• **YOUR TASK**: Set down the material once more, exactly as it appears.

• **DATA SHOWN**:
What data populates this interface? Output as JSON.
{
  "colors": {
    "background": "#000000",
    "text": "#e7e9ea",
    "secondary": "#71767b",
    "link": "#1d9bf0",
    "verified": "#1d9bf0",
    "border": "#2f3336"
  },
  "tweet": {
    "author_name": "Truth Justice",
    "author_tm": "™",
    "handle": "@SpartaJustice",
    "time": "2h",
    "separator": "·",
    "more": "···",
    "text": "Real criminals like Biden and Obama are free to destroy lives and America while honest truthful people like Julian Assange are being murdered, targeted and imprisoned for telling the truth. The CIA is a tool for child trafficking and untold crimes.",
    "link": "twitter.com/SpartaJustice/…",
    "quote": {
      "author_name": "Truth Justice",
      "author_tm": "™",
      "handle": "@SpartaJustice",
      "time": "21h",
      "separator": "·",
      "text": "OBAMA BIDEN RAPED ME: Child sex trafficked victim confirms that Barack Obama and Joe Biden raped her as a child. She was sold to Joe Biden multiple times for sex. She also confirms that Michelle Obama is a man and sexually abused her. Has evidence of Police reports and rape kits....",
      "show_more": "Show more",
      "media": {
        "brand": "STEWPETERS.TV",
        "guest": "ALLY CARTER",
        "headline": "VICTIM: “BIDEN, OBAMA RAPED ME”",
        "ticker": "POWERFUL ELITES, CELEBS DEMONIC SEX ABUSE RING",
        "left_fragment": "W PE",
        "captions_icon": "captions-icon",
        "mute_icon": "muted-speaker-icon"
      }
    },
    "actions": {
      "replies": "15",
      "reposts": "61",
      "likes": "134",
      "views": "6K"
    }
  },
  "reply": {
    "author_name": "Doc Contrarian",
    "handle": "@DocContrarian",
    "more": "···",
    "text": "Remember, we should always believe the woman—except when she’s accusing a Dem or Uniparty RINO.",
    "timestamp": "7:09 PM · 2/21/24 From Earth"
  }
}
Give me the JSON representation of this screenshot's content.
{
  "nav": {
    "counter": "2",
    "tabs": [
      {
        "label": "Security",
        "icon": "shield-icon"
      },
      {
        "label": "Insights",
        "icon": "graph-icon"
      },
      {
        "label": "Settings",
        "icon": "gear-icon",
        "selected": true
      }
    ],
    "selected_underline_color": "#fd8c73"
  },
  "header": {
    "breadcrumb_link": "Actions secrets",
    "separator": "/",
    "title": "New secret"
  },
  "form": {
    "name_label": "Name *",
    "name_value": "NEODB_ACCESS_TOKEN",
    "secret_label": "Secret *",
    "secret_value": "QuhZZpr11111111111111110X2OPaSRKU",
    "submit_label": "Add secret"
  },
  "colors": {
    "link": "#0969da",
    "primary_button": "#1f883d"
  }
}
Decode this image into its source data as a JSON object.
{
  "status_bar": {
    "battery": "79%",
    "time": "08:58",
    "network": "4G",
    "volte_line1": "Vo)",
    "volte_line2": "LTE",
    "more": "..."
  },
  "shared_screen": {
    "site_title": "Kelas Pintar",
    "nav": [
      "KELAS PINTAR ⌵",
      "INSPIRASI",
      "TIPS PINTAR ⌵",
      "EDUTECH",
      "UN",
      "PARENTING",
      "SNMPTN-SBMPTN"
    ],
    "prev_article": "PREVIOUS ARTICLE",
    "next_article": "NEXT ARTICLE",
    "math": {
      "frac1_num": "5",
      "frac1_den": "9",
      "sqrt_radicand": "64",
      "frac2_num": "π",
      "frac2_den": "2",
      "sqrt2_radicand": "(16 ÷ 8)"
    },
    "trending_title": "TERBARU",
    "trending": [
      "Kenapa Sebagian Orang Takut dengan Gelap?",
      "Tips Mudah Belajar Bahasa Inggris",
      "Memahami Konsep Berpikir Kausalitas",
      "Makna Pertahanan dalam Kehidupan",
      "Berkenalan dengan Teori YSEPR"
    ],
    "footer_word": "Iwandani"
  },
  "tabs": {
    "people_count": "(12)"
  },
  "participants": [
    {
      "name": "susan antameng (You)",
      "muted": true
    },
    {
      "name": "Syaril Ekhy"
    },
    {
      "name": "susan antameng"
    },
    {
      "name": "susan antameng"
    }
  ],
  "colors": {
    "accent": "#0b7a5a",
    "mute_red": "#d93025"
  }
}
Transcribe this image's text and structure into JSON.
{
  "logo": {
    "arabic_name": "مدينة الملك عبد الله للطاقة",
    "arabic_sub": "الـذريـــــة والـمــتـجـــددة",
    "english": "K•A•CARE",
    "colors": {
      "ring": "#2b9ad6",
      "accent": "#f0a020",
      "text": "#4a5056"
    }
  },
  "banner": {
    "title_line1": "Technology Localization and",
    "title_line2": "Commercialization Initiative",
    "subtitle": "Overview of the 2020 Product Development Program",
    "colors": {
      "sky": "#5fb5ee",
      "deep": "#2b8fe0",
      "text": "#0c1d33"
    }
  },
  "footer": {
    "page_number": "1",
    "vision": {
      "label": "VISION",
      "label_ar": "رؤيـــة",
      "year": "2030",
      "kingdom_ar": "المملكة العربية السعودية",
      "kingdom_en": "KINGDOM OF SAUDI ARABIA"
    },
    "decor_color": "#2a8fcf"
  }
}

• **TASK RESPONSE**:
What data populates this interface? Output as JSON.
{
  "colors": {
    "background": "#000000",
    "text": "#e7e9ea",
    "secondary": "#71767b",
    "link": "#1d9bf0",
    "verified": "#1d9bf0",
    "border": "#2f3336"
  },
  "tweet": {
    "author_name": "Truth Justice",
    "author_tm": "™",
    "handle": "@SpartaJustice",
    "time": "2h",
    "separator": "·",
    "more": "···",
    "text": "Real criminals like Biden and Obama are free to destroy lives and America while honest truthful people like Julian Assange are being murdered, targeted and imprisoned for telling the truth. The CIA is a tool for child trafficking and untold crimes.",
    "link": "twitter.com/SpartaJustice/…",
    "quote": {
      "author_name": "Truth Justice",
      "author_tm": "™",
      "handle": "@SpartaJustice",
      "time": "21h",
      "separator": "·",
      "text": "OBAMA BIDEN RAPED ME: Child sex trafficked victim confirms that Barack Obama and Joe Biden raped her as a child. She was sold to Joe Biden multiple times for sex. She also confirms that Michelle Obama is a man and sexually abused her. Has evidence of Police reports and rape kits....",
      "show_more": "Show more",
      "media": {
        "brand": "STEWPETERS.TV",
        "guest": "ALLY CARTER",
        "headline": "VICTIM: “BIDEN, OBAMA RAPED ME”",
        "ticker": "POWERFUL ELITES, CELEBS DEMONIC SEX ABUSE RING",
        "left_fragment": "W PE",
        "captions_icon": "captions-icon",
        "mute_icon": "muted-speaker-icon"
      }
    },
    "actions": {
      "replies": "15",
      "reposts": "61",
      "likes": "134",
      "views": "6K"
    }
  },
  "reply": {
    "author_name": "Doc Contrarian",
    "handle": "@DocContrarian",
    "more": "···",
    "text": "Remember, we should always believe the woman—except when she’s accusing a Dem or Uniparty RINO.",
    "timestamp": "7:09 PM · 2/21/24 From Earth"
  }
}
Give me the JSON representation of this screenshot's content.
{
  "nav": {
    "counter": "2",
    "tabs": [
      {
        "label": "Security",
        "icon": "shield-icon"
      },
      {
        "label": "Insights",
        "icon": "graph-icon"
      },
      {
        "label": "Settings",
        "icon": "gear-icon",
        "selected": true
      }
    ],
    "selected_underline_color": "#fd8c73"
  },
  "header": {
    "breadcrumb_link": "Actions secrets",
    "separator": "/",
    "title": "New secret"
  },
  "form": {
    "name_label": "Name *",
    "name_value": "NEODB_ACCESS_TOKEN",
    "secret_label": "Secret *",
    "secret_value": "QuhZZpr11111111111111110X2OPaSRKU",
    "submit_label": "Add secret"
  },
  "colors": {
    "link": "#0969da",
    "primary_button": "#1f883d"
  }
}
Decode this image into its source data as a JSON object.
{
  "status_bar": {
    "battery": "79%",
    "time": "08:58",
    "network": "4G",
    "volte_line1": "Vo)",
    "volte_line2": "LTE",
    "more": "..."
  },
  "shared_screen": {
    "site_title": "Kelas Pintar",
    "nav": [
      "KELAS PINTAR ⌵",
      "INSPIRASI",
      "TIPS PINTAR ⌵",
      "EDUTECH",
      "UN",
      "PARENTING",
      "SNMPTN-SBMPTN"
    ],
    "prev_article": "PREVIOUS ARTICLE",
    "next_article": "NEXT ARTICLE",
    "math": {
      "frac1_num": "5",
      "frac1_den": "9",
      "sqrt_radicand": "64",
      "frac2_num": "π",
      "frac2_den": "2",
      "sqrt2_radicand": "(16 ÷ 8)"
    },
    "trending_title": "TERBARU",
    "trending": [
      "Kenapa Sebagian Orang Takut dengan Gelap?",
      "Tips Mudah Belajar Bahasa Inggris",
      "Memahami Konsep Berpikir Kausalitas",
      "Makna Pertahanan dalam Kehidupan",
      "Berkenalan dengan Teori YSEPR"
    ],
    "footer_word": "Iwandani"
  },
  "tabs": {
    "people_count": "(12)"
  },
  "participants": [
    {
      "name": "susan antameng (You)",
      "muted": true
    },
    {
      "name": "Syaril Ekhy"
    },
    {
      "name": "susan antameng"
    },
    {
      "name": "susan antameng"
    }
  ],
  "colors": {
    "accent": "#0b7a5a",
    "mute_red": "#d93025"
  }
}
Transcribe this image's text and structure into JSON.
{
  "logo": {
    "arabic_name": "مدينة الملك عبد الله للطاقة",
    "arabic_sub": "الـذريـــــة والـمــتـجـــددة",
    "english": "K•A•CARE",
    "colors": {
      "ring": "#2b9ad6",
      "accent": "#f0a020",
      "text": "#4a5056"
    }
  },
  "banner": {
    "title_line1": "Technology Localization and",
    "title_line2": "Commercialization Initiative",
    "subtitle": "Overview of the 2020 Product Development Program",
    "colors": {
      "sky": "#5fb5ee",
      "deep": "#2b8fe0",
      "text": "#0c1d33"
    }
  },
  "footer": {
    "page_number": "1",
    "vision": {
      "label": "VISION",
      "label_ar": "رؤيـــة",
      "year": "2030",
      "kingdom_ar": "المملكة العربية السعودية",
      "kingdom_en": "KINGDOM OF SAUDI ARABIA"
    },
    "decor_color": "#2a8fcf"
  }
}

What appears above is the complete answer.